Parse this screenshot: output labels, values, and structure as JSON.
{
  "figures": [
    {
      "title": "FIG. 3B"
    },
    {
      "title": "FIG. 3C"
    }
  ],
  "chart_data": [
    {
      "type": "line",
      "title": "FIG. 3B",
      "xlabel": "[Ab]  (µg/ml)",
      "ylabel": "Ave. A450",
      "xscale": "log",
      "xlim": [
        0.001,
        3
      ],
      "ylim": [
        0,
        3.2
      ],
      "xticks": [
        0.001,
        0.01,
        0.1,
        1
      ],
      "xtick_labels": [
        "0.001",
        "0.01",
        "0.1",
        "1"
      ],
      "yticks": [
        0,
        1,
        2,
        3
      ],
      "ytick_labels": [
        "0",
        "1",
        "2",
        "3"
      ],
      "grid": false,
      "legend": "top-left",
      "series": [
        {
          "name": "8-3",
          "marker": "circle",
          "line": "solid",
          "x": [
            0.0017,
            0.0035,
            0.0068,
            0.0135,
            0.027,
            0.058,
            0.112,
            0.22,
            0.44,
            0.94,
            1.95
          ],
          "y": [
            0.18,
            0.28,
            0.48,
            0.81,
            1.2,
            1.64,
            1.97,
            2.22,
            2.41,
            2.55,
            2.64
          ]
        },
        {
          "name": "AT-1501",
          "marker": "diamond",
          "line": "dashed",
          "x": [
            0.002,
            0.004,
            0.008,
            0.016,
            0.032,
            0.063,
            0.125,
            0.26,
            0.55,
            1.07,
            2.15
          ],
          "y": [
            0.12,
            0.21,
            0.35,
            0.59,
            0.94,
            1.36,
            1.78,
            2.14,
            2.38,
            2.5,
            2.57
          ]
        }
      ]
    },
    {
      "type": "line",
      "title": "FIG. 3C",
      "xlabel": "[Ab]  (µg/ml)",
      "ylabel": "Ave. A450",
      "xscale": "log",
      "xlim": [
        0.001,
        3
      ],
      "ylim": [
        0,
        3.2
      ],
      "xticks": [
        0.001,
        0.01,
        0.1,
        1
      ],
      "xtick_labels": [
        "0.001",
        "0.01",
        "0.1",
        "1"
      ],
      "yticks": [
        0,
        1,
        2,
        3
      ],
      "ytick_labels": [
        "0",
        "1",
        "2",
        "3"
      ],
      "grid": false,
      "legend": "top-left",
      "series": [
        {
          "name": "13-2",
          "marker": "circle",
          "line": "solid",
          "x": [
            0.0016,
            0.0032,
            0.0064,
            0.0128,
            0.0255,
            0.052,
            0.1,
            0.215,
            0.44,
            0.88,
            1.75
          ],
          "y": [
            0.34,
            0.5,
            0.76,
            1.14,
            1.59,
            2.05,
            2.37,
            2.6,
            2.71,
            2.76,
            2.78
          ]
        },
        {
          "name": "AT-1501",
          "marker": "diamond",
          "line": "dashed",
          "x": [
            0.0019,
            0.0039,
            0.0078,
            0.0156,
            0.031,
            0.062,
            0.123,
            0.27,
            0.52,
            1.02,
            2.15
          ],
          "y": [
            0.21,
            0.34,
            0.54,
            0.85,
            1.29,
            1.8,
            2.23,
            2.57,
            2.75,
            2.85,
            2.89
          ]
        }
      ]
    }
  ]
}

* * *

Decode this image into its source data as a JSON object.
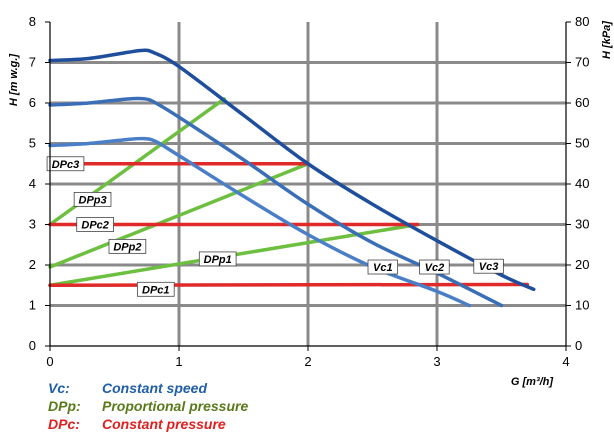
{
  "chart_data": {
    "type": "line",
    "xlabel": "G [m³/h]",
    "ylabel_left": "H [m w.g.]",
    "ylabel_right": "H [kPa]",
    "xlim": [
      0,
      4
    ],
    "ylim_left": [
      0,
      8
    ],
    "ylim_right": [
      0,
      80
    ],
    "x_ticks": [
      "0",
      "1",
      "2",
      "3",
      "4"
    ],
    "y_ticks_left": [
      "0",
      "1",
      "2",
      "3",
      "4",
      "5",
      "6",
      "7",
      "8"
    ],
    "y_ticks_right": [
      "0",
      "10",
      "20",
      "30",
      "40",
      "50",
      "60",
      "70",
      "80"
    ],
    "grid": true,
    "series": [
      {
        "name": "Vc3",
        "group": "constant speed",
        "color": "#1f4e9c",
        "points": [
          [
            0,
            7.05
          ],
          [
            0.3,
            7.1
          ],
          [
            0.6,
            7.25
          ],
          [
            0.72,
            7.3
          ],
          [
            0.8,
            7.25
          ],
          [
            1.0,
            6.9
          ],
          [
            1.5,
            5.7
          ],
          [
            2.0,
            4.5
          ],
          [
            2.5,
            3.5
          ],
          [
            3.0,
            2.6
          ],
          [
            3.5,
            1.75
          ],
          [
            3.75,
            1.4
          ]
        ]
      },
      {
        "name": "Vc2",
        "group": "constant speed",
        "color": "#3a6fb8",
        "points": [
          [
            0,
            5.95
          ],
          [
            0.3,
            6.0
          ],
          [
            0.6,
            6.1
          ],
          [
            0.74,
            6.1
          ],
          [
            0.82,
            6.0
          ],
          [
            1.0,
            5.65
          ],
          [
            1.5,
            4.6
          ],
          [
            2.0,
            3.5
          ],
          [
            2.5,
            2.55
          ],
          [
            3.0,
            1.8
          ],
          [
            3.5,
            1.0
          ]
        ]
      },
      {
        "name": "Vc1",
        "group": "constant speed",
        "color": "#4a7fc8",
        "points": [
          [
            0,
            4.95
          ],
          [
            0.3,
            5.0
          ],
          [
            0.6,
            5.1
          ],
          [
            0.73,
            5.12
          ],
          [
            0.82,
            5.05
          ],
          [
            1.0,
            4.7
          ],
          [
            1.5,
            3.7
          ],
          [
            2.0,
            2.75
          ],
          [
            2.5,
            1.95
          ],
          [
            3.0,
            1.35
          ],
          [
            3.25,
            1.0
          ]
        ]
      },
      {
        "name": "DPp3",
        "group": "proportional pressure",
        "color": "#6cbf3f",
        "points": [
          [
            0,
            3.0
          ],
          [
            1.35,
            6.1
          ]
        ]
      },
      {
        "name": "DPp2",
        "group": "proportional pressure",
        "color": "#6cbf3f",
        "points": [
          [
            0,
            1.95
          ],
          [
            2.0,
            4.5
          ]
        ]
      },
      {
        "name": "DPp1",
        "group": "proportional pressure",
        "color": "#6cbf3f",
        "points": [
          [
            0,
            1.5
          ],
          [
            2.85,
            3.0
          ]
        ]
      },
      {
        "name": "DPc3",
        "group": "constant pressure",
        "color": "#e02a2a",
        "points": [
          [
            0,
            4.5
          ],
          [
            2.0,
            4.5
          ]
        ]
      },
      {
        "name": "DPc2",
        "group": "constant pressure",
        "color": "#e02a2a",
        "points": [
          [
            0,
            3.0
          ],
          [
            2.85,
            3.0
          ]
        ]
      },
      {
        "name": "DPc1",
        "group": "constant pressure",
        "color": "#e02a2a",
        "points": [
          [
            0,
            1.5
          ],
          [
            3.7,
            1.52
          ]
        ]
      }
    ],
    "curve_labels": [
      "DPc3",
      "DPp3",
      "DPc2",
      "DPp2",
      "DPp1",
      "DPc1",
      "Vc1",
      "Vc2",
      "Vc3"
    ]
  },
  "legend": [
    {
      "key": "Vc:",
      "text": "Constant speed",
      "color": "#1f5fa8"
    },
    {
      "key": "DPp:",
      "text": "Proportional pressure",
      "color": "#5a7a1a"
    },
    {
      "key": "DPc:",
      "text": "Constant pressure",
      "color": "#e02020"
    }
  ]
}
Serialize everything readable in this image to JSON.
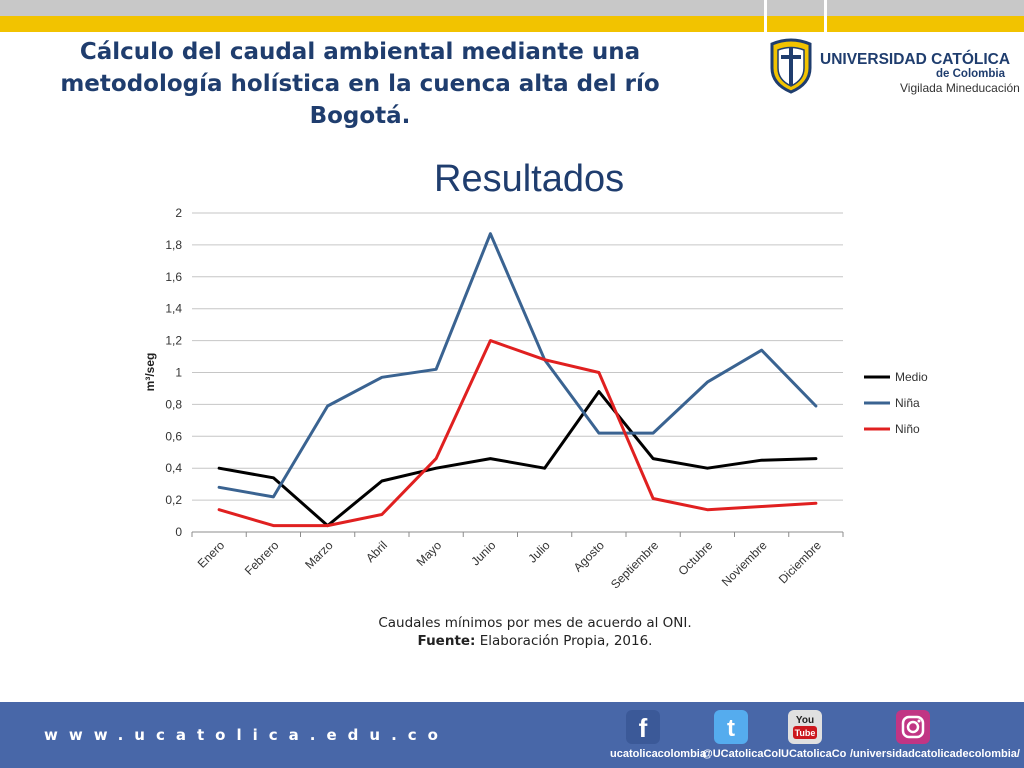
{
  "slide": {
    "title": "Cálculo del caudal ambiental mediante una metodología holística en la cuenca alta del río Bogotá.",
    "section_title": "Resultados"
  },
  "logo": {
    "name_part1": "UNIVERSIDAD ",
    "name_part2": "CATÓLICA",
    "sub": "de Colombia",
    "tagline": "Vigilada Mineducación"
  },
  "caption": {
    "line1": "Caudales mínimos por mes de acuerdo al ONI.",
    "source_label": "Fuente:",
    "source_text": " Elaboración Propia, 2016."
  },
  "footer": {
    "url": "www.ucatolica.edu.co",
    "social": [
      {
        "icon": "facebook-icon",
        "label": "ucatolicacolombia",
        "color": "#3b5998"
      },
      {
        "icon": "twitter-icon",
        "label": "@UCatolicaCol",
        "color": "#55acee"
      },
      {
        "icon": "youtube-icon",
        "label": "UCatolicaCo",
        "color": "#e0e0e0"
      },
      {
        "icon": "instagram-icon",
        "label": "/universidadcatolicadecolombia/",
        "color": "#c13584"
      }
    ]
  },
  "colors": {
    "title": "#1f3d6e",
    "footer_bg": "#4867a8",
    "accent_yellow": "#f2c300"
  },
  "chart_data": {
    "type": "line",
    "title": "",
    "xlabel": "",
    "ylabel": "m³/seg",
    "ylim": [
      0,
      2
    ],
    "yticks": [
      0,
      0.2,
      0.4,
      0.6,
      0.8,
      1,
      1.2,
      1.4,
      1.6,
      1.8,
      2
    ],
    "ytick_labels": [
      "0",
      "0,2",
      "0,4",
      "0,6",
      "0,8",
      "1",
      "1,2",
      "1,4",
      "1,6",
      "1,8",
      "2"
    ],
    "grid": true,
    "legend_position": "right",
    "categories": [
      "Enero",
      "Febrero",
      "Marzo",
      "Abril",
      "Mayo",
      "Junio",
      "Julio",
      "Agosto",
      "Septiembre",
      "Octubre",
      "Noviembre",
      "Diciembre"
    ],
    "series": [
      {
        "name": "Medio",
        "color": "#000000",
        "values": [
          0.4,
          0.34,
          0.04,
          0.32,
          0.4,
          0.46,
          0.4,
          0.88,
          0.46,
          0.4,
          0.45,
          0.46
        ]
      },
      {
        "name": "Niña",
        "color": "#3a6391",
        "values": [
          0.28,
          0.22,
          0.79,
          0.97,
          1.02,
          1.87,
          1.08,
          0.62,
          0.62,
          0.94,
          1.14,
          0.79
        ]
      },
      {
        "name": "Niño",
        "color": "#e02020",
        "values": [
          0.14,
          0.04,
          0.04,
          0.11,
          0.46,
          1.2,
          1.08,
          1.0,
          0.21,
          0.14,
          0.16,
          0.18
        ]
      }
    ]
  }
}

### STATED TASK
In the material above, find each line that contains the word "xlabel", and select it.

### SOLUTION FOR THIS PROBLEM
      "xlabel": "[Ab]  (µg/ml)",
      "xlabel": "[Ab]  (µg/ml)",
    "xlabel": "G [m³/h]",
    "xlabel": "",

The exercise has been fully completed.